** Begin RECORD EXTRACTS **

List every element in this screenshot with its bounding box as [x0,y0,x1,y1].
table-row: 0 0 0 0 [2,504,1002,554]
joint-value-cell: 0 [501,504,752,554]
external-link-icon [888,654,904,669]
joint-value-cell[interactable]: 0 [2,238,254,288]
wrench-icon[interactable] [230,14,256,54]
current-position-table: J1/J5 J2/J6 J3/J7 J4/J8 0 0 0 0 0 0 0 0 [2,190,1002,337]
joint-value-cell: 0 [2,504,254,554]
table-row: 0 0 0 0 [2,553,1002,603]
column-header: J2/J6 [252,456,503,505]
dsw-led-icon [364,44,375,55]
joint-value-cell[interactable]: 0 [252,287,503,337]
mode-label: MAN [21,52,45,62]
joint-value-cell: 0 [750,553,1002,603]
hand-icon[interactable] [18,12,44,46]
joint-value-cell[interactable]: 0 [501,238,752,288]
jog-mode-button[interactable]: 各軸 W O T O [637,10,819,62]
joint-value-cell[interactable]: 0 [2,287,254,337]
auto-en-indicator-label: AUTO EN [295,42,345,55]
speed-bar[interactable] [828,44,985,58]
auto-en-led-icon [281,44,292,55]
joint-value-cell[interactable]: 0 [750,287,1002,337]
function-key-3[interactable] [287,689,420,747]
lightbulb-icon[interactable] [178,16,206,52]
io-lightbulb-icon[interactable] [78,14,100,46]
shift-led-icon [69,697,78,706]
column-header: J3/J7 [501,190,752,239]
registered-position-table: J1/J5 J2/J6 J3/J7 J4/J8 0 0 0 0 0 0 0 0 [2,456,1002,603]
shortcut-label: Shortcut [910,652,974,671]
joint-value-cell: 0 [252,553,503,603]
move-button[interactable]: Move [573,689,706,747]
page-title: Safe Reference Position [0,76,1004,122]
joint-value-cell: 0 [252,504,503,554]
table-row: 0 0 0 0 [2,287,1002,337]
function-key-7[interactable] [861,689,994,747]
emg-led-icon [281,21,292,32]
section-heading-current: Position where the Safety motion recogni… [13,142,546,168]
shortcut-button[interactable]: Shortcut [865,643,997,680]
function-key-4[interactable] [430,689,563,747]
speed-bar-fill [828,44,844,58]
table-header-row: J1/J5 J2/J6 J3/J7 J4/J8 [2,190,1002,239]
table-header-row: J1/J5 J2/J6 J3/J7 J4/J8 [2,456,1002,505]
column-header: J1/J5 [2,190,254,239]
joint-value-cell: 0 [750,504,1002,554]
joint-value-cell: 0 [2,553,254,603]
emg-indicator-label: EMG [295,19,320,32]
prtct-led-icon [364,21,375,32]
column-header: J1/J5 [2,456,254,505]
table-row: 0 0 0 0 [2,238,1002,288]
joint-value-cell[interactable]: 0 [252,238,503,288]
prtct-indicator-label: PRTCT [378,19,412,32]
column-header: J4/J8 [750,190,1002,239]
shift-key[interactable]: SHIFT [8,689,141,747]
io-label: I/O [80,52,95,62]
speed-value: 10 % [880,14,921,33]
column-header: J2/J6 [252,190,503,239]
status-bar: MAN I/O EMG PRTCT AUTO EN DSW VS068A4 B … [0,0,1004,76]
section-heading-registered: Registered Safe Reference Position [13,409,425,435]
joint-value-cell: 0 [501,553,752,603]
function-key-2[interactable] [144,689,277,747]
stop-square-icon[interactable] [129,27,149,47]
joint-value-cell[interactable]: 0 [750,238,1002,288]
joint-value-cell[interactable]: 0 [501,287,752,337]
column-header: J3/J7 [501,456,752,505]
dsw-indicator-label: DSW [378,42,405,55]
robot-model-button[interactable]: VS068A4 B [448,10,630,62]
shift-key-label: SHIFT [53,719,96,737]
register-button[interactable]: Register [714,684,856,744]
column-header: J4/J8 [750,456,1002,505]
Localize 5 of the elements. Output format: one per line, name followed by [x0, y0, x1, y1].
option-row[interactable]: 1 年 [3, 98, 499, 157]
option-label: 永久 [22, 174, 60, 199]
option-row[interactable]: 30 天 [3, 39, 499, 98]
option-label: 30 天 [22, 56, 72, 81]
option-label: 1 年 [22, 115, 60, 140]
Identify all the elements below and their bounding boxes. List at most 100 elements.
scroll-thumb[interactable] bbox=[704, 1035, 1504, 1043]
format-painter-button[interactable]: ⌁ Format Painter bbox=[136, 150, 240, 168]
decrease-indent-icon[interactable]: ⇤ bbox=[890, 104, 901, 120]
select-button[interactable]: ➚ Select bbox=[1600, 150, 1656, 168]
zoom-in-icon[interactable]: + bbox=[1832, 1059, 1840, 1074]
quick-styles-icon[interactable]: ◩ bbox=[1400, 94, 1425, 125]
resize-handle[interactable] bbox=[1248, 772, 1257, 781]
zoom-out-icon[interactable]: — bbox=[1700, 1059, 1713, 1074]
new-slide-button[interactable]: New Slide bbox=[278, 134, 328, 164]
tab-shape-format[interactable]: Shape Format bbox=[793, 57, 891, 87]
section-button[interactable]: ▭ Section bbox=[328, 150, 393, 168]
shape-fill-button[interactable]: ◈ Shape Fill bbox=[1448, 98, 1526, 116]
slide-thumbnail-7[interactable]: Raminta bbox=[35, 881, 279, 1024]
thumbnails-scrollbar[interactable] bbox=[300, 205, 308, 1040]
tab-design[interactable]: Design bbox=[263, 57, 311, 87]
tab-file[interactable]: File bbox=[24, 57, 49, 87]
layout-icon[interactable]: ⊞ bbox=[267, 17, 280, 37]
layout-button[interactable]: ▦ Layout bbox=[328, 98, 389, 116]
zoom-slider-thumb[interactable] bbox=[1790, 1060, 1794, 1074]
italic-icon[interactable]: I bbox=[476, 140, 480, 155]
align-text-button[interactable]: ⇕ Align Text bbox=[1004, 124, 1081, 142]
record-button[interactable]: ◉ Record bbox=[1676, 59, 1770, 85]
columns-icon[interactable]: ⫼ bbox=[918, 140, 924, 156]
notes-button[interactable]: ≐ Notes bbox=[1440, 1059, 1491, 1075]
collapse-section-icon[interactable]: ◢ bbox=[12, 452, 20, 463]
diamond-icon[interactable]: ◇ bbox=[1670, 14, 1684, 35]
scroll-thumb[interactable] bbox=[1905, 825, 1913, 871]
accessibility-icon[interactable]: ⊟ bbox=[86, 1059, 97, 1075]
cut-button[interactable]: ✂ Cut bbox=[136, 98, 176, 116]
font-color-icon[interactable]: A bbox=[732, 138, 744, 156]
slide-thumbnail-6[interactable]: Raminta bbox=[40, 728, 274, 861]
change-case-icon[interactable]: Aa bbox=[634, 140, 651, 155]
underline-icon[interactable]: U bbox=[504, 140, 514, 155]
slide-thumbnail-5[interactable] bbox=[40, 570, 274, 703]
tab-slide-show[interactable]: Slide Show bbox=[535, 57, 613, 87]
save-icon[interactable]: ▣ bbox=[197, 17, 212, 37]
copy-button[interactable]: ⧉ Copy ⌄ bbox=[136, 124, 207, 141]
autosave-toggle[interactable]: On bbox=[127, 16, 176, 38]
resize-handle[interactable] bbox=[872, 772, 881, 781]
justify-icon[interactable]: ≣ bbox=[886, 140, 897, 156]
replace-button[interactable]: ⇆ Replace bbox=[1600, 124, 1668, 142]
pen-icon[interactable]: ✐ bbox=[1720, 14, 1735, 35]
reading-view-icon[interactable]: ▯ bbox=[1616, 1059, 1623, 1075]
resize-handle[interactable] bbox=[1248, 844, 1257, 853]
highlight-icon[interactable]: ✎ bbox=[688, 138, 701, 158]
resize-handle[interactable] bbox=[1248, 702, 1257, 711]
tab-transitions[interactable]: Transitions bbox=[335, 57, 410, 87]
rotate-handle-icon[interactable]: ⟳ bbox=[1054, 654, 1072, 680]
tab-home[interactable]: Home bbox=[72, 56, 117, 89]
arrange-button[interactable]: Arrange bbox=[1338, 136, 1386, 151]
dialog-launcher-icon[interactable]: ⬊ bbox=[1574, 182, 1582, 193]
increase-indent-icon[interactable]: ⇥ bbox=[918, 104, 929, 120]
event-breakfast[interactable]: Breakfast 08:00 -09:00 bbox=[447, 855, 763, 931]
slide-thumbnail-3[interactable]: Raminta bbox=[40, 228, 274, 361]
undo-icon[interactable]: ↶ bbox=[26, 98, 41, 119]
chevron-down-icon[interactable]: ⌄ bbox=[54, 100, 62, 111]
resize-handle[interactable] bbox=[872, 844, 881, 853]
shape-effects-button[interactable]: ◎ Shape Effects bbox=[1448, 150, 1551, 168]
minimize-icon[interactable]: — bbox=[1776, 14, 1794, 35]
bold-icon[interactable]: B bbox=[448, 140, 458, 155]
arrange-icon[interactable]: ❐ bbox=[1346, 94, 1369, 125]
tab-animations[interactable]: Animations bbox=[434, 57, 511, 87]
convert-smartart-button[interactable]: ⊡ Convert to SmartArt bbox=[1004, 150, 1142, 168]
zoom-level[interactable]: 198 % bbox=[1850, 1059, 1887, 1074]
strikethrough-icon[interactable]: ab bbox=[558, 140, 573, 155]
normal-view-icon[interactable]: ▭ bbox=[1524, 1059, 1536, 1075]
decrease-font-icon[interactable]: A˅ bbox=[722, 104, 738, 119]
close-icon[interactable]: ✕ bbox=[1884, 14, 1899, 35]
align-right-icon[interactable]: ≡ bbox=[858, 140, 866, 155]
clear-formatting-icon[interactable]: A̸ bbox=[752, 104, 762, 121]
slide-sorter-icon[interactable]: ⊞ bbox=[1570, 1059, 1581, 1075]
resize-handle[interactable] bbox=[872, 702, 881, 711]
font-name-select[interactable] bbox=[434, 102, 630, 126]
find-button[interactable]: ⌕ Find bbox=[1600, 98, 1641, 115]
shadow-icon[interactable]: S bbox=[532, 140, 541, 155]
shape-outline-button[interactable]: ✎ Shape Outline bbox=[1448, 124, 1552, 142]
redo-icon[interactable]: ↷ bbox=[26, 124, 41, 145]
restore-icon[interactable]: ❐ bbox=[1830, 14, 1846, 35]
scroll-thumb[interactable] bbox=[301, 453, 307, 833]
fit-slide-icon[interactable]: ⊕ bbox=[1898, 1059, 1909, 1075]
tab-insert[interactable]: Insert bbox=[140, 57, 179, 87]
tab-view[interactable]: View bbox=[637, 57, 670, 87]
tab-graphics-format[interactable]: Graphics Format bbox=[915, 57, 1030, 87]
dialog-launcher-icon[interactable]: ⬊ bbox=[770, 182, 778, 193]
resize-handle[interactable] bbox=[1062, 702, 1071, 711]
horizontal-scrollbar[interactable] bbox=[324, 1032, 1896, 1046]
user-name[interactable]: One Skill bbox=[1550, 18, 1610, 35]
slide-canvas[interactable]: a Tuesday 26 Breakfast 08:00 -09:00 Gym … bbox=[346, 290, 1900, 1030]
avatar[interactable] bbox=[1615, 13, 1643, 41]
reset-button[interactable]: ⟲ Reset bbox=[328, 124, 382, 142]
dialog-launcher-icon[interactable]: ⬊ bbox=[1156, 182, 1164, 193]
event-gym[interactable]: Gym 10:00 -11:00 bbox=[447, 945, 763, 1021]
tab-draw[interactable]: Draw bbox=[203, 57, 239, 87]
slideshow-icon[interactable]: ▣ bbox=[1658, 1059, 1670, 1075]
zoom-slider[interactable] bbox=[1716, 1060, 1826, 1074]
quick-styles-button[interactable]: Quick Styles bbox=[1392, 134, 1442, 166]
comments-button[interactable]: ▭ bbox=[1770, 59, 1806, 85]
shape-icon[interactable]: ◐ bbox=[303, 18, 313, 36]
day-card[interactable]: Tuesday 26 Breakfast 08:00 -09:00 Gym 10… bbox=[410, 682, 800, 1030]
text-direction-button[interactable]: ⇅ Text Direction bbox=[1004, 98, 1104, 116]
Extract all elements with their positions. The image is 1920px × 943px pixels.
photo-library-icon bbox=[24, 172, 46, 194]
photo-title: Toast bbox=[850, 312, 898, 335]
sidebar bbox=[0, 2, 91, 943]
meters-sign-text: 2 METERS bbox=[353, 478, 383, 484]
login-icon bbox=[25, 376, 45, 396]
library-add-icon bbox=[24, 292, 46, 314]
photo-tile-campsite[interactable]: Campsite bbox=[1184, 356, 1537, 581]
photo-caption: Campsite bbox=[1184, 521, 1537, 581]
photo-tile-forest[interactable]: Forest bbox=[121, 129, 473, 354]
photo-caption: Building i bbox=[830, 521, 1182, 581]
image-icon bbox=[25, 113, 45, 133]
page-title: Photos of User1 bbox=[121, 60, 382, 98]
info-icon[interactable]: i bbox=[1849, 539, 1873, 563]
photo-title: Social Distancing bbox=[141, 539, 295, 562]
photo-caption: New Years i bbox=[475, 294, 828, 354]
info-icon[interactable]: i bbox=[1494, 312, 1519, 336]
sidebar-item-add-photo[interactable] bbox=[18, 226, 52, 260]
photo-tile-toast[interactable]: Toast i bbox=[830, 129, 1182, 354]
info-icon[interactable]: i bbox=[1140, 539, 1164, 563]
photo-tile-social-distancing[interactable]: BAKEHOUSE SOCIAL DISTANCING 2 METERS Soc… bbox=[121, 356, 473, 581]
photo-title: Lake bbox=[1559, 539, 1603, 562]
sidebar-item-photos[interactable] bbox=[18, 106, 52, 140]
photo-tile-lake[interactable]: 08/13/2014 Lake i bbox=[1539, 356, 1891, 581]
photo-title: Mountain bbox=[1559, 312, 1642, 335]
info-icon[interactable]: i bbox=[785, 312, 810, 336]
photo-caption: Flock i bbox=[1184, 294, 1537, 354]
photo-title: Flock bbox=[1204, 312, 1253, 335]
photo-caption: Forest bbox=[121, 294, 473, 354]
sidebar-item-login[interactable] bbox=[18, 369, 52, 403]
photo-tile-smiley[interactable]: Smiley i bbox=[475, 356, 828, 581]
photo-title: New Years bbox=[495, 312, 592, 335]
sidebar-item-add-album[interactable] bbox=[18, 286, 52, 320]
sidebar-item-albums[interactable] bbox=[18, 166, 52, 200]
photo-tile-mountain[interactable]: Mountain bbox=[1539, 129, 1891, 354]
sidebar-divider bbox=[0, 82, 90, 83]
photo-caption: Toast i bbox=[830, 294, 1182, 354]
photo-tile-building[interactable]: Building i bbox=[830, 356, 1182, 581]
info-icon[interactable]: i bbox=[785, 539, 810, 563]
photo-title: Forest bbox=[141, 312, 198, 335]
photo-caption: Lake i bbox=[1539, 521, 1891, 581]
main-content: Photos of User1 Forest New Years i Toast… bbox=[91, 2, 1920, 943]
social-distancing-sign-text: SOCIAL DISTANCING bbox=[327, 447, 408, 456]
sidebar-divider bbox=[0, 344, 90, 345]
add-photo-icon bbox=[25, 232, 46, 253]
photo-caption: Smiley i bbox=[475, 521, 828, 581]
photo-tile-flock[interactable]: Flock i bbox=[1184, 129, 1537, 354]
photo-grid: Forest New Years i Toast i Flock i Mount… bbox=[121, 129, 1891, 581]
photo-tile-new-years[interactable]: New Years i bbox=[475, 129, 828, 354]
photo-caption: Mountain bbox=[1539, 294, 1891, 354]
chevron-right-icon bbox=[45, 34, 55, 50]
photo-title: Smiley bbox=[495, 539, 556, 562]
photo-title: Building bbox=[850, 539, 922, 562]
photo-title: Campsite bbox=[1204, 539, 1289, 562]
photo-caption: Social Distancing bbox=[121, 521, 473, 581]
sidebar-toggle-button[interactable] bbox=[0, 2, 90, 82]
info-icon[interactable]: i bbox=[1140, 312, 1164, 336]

** End RECORD EXTRACTS **

PROBLEM REQUIREMENTS: Print the listing character for character from its first line down to the line containing "table-row: 0 0 0 0 [2,238,1002,288]", including both of those lines.

OUTPUT OF THE EXERCISE:
List every element in this screenshot with its bounding box as [x0,y0,x1,y1].
table-row: 0 0 0 0 [2,504,1002,554]
joint-value-cell: 0 [501,504,752,554]
external-link-icon [888,654,904,669]
joint-value-cell[interactable]: 0 [2,238,254,288]
wrench-icon[interactable] [230,14,256,54]
current-position-table: J1/J5 J2/J6 J3/J7 J4/J8 0 0 0 0 0 0 0 0 [2,190,1002,337]
joint-value-cell: 0 [2,504,254,554]
table-row: 0 0 0 0 [2,553,1002,603]
column-header: J2/J6 [252,456,503,505]
dsw-led-icon [364,44,375,55]
joint-value-cell[interactable]: 0 [252,287,503,337]
mode-label: MAN [21,52,45,62]
joint-value-cell: 0 [750,553,1002,603]
hand-icon[interactable] [18,12,44,46]
joint-value-cell[interactable]: 0 [501,238,752,288]
jog-mode-button[interactable]: 各軸 W O T O [637,10,819,62]
joint-value-cell[interactable]: 0 [2,287,254,337]
auto-en-indicator-label: AUTO EN [295,42,345,55]
speed-bar[interactable] [828,44,985,58]
auto-en-led-icon [281,44,292,55]
joint-value-cell[interactable]: 0 [750,287,1002,337]
function-key-3[interactable] [287,689,420,747]
lightbulb-icon[interactable] [178,16,206,52]
io-lightbulb-icon[interactable] [78,14,100,46]
shift-led-icon [69,697,78,706]
column-header: J3/J7 [501,190,752,239]
registered-position-table: J1/J5 J2/J6 J3/J7 J4/J8 0 0 0 0 0 0 0 0 [2,456,1002,603]
shortcut-label: Shortcut [910,652,974,671]
joint-value-cell: 0 [252,553,503,603]
move-button[interactable]: Move [573,689,706,747]
page-title: Safe Reference Position [0,76,1004,122]
joint-value-cell: 0 [252,504,503,554]
table-row: 0 0 0 0 [2,287,1002,337]
function-key-7[interactable] [861,689,994,747]
emg-led-icon [281,21,292,32]
section-heading-current: Position where the Safety motion recogni… [13,142,546,168]
shortcut-button[interactable]: Shortcut [865,643,997,680]
function-key-4[interactable] [430,689,563,747]
speed-bar-fill [828,44,844,58]
table-header-row: J1/J5 J2/J6 J3/J7 J4/J8 [2,190,1002,239]
table-header-row: J1/J5 J2/J6 J3/J7 J4/J8 [2,456,1002,505]
column-header: J1/J5 [2,190,254,239]
joint-value-cell: 0 [750,504,1002,554]
joint-value-cell: 0 [2,553,254,603]
emg-indicator-label: EMG [295,19,320,32]
prtct-led-icon [364,21,375,32]
column-header: J1/J5 [2,456,254,505]
table-row: 0 0 0 0 [2,238,1002,288]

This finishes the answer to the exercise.